- Stored entries:

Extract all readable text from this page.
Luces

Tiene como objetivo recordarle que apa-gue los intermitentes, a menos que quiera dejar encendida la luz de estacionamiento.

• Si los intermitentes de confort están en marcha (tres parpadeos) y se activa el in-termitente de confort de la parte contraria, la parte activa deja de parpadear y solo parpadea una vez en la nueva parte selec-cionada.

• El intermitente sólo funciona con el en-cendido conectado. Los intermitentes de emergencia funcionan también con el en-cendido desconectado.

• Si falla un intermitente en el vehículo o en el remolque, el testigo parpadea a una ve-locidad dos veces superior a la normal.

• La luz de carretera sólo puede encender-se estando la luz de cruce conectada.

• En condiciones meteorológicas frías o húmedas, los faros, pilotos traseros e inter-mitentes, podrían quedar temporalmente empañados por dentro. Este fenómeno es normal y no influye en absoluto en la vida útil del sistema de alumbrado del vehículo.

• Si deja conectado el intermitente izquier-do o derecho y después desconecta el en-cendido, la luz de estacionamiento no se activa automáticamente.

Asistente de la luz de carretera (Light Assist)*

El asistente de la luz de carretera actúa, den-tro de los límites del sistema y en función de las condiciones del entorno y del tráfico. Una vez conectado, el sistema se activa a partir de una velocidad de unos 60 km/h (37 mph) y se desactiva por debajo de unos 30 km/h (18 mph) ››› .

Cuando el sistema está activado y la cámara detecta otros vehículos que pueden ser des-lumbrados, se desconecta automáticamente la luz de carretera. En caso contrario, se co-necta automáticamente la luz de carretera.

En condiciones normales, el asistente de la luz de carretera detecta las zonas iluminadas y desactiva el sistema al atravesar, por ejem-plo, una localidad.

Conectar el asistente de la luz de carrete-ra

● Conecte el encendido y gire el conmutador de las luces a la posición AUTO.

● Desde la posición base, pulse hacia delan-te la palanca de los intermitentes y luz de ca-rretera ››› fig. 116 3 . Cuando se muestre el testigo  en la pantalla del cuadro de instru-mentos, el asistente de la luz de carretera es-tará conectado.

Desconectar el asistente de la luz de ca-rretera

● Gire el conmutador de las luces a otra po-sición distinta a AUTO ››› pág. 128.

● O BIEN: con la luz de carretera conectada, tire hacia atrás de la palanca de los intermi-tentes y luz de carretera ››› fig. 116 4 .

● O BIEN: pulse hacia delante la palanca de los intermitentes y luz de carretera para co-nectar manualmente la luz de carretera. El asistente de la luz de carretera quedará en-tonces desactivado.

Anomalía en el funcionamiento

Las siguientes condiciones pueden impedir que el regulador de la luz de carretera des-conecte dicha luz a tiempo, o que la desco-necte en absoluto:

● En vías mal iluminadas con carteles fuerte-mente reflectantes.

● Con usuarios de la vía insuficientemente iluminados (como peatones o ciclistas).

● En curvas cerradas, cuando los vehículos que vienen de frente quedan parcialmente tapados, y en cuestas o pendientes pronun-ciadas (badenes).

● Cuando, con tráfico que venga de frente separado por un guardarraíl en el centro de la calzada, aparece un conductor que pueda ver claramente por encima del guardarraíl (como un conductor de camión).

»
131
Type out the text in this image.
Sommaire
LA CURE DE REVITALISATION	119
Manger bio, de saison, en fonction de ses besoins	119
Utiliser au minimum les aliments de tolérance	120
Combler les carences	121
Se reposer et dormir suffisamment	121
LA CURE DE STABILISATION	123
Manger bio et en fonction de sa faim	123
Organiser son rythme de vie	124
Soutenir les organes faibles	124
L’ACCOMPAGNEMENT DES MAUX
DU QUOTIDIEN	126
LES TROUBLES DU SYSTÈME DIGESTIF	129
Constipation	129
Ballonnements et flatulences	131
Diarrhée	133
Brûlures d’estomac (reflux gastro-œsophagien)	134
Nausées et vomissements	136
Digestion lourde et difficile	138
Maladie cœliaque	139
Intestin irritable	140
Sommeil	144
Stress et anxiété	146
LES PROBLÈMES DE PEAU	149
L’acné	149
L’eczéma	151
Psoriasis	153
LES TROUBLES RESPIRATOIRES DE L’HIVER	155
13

- Work required: All of the data above should be transcribed exactly.

- The solution:
Extract all readable text from this page.
Luces

Tiene como objetivo recordarle que apa-gue los intermitentes, a menos que quiera dejar encendida la luz de estacionamiento.

• Si los intermitentes de confort están en marcha (tres parpadeos) y se activa el in-termitente de confort de la parte contraria, la parte activa deja de parpadear y solo parpadea una vez en la nueva parte selec-cionada.

• El intermitente sólo funciona con el en-cendido conectado. Los intermitentes de emergencia funcionan también con el en-cendido desconectado.

• Si falla un intermitente en el vehículo o en el remolque, el testigo parpadea a una ve-locidad dos veces superior a la normal.

• La luz de carretera sólo puede encender-se estando la luz de cruce conectada.

• En condiciones meteorológicas frías o húmedas, los faros, pilotos traseros e inter-mitentes, podrían quedar temporalmente empañados por dentro. Este fenómeno es normal y no influye en absoluto en la vida útil del sistema de alumbrado del vehículo.

• Si deja conectado el intermitente izquier-do o derecho y después desconecta el en-cendido, la luz de estacionamiento no se activa automáticamente.

Asistente de la luz de carretera (Light Assist)*

El asistente de la luz de carretera actúa, den-tro de los límites del sistema y en función de las condiciones del entorno y del tráfico. Una vez conectado, el sistema se activa a partir de una velocidad de unos 60 km/h (37 mph) y se desactiva por debajo de unos 30 km/h (18 mph) ››› .

Cuando el sistema está activado y la cámara detecta otros vehículos que pueden ser des-lumbrados, se desconecta automáticamente la luz de carretera. En caso contrario, se co-necta automáticamente la luz de carretera.

En condiciones normales, el asistente de la luz de carretera detecta las zonas iluminadas y desactiva el sistema al atravesar, por ejem-plo, una localidad.

Conectar el asistente de la luz de carrete-ra

● Conecte el encendido y gire el conmutador de las luces a la posición AUTO.

● Desde la posición base, pulse hacia delan-te la palanca de los intermitentes y luz de ca-rretera ››› fig. 116 3 . Cuando se muestre el testigo  en la pantalla del cuadro de instru-mentos, el asistente de la luz de carretera es-tará conectado.

Desconectar el asistente de la luz de ca-rretera

● Gire el conmutador de las luces a otra po-sición distinta a AUTO ››› pág. 128.

● O BIEN: con la luz de carretera conectada, tire hacia atrás de la palanca de los intermi-tentes y luz de carretera ››› fig. 116 4 .

● O BIEN: pulse hacia delante la palanca de los intermitentes y luz de carretera para co-nectar manualmente la luz de carretera. El asistente de la luz de carretera quedará en-tonces desactivado.

Anomalía en el funcionamiento

Las siguientes condiciones pueden impedir que el regulador de la luz de carretera des-conecte dicha luz a tiempo, o que la desco-necte en absoluto:

● En vías mal iluminadas con carteles fuerte-mente reflectantes.

● Con usuarios de la vía insuficientemente iluminados (como peatones o ciclistas).

● En curvas cerradas, cuando los vehículos que vienen de frente quedan parcialmente tapados, y en cuestas o pendientes pronun-ciadas (badenes).

● Cuando, con tráfico que venga de frente separado por un guardarraíl en el centro de la calzada, aparece un conductor que pueda ver claramente por encima del guardarraíl (como un conductor de camión).

»
131
Type out the text in this image.
Sommaire
LA CURE DE REVITALISATION	119
Manger bio, de saison, en fonction de ses besoins	119
Utiliser au minimum les aliments de tolérance	120
Combler les carences	121
Se reposer et dormir suffisamment	121
LA CURE DE STABILISATION	123
Manger bio et en fonction de sa faim	123
Organiser son rythme de vie	124
Soutenir les organes faibles	124
L’ACCOMPAGNEMENT DES MAUX
DU QUOTIDIEN	126
LES TROUBLES DU SYSTÈME DIGESTIF	129
Constipation	129
Ballonnements et flatulences	131
Diarrhée	133
Brûlures d’estomac (reflux gastro-œsophagien)	134
Nausées et vomissements	136
Digestion lourde et difficile	138
Maladie cœliaque	139
Intestin irritable	140
Sommeil	144
Stress et anxiété	146
LES PROBLÈMES DE PEAU	149
L’acné	149
L’eczéma	151
Psoriasis	153
LES TROUBLES RESPIRATOIRES DE L’HIVER	155
13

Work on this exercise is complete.